Check every line below for the string "Ambient", and copy the lines that contain it.

» Given information:
-- begin --
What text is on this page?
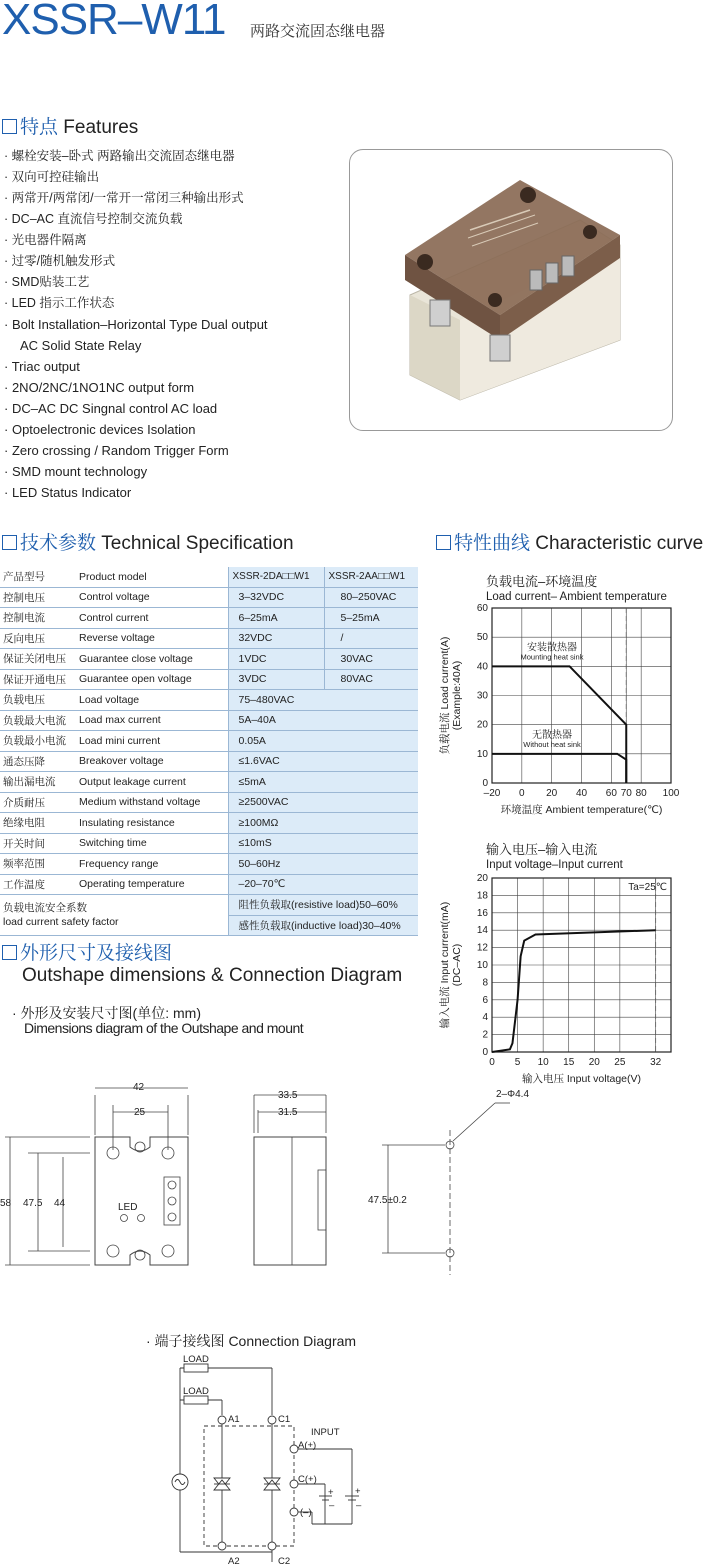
XSSR–W11 两路交流固态继电器
特点 Features
· 螺栓安装–卧式 两路输出交流固态继电器
· 双向可控硅输出
· 两常开/两常闭/一常开一常闭三种输出形式
· DC–AC 直流信号控制交流负载
· 光电器件隔离
· 过零/随机触发形式
· SMD贴装工艺
· LED 指示工作状态
· Bolt Installation–Horizontal Type Dual output
AC Solid State Relay
· Triac output
· 2NO/2NC/1NO1NC output form
· DC–AC DC Singnal control AC load
· Optoelectronic devices Isolation
· Zero crossing / Random Trigger Form
· SMD mount technology
· LED Status Indicator
技术参数 Technical Specification
产品型号	Product model	XSSR-2DA□□W1	XSSR-2AA□□W1
控制电压	Control voltage	3–32VDC	80–250VAC
控制电流	Control current	6–25mA	5–25mA
反向电压	Reverse voltage	32VDC	/
保证关闭电压	Guarantee close voltage	1VDC	30VAC
保证开通电压	Guarantee open voltage	3VDC	80VAC
负载电压	Load voltage	75–480VAC	
负载最大电流	Load max current	5A–40A	
负载最小电流	Load mini current	0.05A	
通态压降	Breakover voltage	≤1.6VAC	
输出漏电流	Output leakage current	≤5mA	
介质耐压	Medium withstand voltage	≥2500VAC	
绝缘电阻	Insulating resistance	≥100MΩ	
开关时间	Switching time	≤10mS	
频率范围	Frequency range	50–60Hz	
工作温度	Operating temperature	–20–70℃	

负载电流安全系数
load current safety factor		阻性负载取(resistive load)50–60%	
		感性负载取(inductive load)30–40%	
特性曲线 Characteristic curve
负载电流–环境温度
Load current– Ambient temperature
–20 0 20 40 60 70 80 100
0
10
20
30
40
50
60
安装散热器
Mounting heat sink
无散热器
Without heat sink
环境温度 Ambient temperature(℃)
负载电流 Load current(A) (Example:40A)
输入电压–输入电流
Input voltage–Input current
0 5 10 15 20 25 32
0
2
4
6
8
10
12
14
16
18
20
Ta=25℃
输入电压 Input voltage(V)
输入电流 Input current(mA) (DC–AC)
外形尺寸及接线图
Outshape dimensions & Connection Diagram
· 外形及安装尺寸图(单位: mm)
Dimensions diagram of the Outshape and mount
42
25
58 47.5 44	LED
33.5
31.5
2–Φ4.4
47.5±0.2
· 端子接线图 Connection Diagram
LOAD
LOAD
A1	C1
A2	C2
INPUT
A(+)
C(+)
(–)
+ +
– –
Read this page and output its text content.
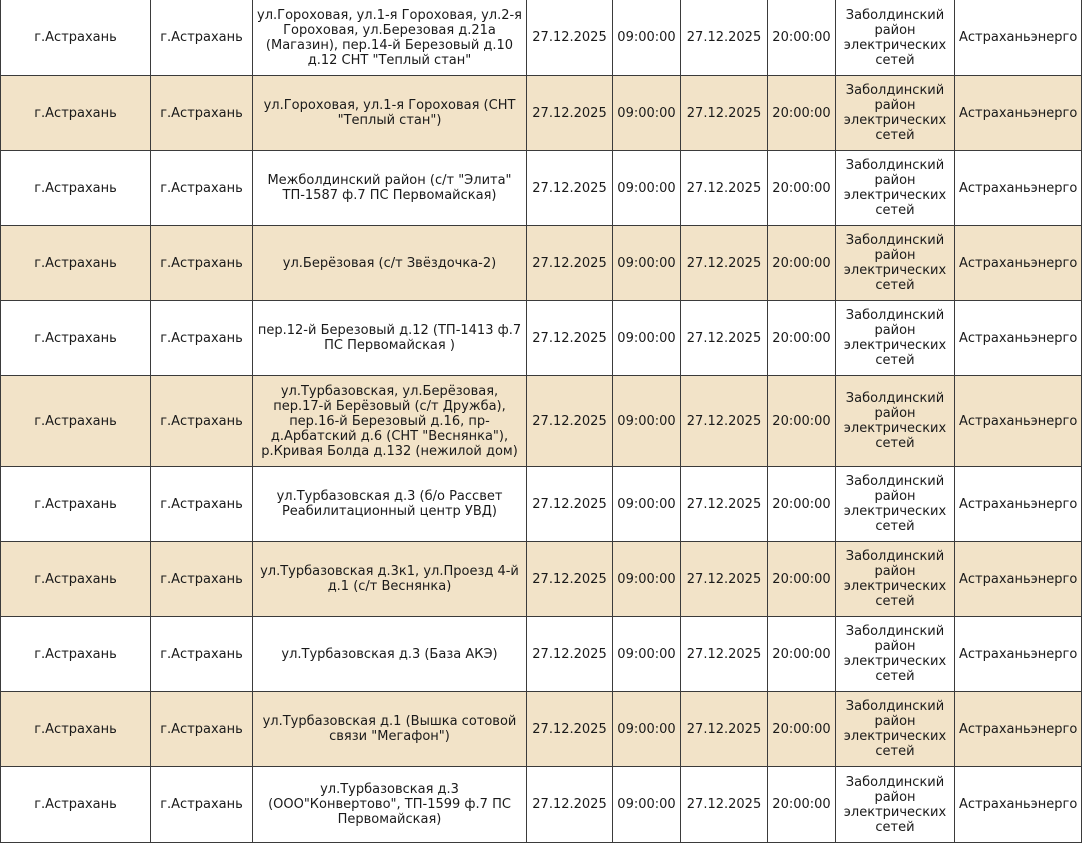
г.Астрахань	г.Астрахань	ул.Гороховая, ул.1-я Гороховая, ул.2-я Гороховая, ул.Березовая д.21а (Магазин), пер.14-й Березовый д.10 д.12 СНТ "Теплый стан"	27.12.2025	09:00:00	27.12.2025	20:00:00	Заболдинский район электрических сетей	Астраханьэнерго
г.Астрахань	г.Астрахань	ул.Гороховая, ул.1-я Гороховая (СНТ "Теплый стан")	27.12.2025	09:00:00	27.12.2025	20:00:00	Заболдинский район электрических сетей	Астраханьэнерго
г.Астрахань	г.Астрахань	Межболдинский район (с/т "Элита" ТП-1587 ф.7 ПС Первомайская)	27.12.2025	09:00:00	27.12.2025	20:00:00	Заболдинский район электрических сетей	Астраханьэнерго
г.Астрахань	г.Астрахань	ул.Берёзовая (с/т Звёздочка-2)	27.12.2025	09:00:00	27.12.2025	20:00:00	Заболдинский район электрических сетей	Астраханьэнерго
г.Астрахань	г.Астрахань	пер.12-й Березовый д.12 (ТП-1413 ф.7 ПС Первомайская )	27.12.2025	09:00:00	27.12.2025	20:00:00	Заболдинский район электрических сетей	Астраханьэнерго
г.Астрахань	г.Астрахань	ул.Турбазовская, ул.Берёзовая, пер.17-й Берёзовый (с/т Дружба), пер.16-й Березовый д.16, пр-д.Арбатский д.6 (СНТ "Веснянка"), р.Кривая Болда д.132 (нежилой дом)	27.12.2025	09:00:00	27.12.2025	20:00:00	Заболдинский район электрических сетей	Астраханьэнерго
г.Астрахань	г.Астрахань	ул.Турбазовская д.3 (б/о Рассвет Реабилитационный центр УВД)	27.12.2025	09:00:00	27.12.2025	20:00:00	Заболдинский район электрических сетей	Астраханьэнерго
г.Астрахань	г.Астрахань	ул.Турбазовская д.3к1, ул.Проезд 4-й д.1 (с/т Веснянка)	27.12.2025	09:00:00	27.12.2025	20:00:00	Заболдинский район электрических сетей	Астраханьэнерго
г.Астрахань	г.Астрахань	ул.Турбазовская д.3 (База АКЭ)	27.12.2025	09:00:00	27.12.2025	20:00:00	Заболдинский район электрических сетей	Астраханьэнерго
г.Астрахань	г.Астрахань	ул.Турбазовская д.1 (Вышка сотовой связи "Мегафон")	27.12.2025	09:00:00	27.12.2025	20:00:00	Заболдинский район электрических сетей	Астраханьэнерго
г.Астрахань	г.Астрахань	ул.Турбазовская д.3 (ООО"Конвертово", ТП-1599 ф.7 ПС Первомайская)	27.12.2025	09:00:00	27.12.2025	20:00:00	Заболдинский район электрических сетей	Астраханьэнерго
-- end --
» Complete answer:
Load current– Ambient temperature
环境温度 Ambient temperature(℃)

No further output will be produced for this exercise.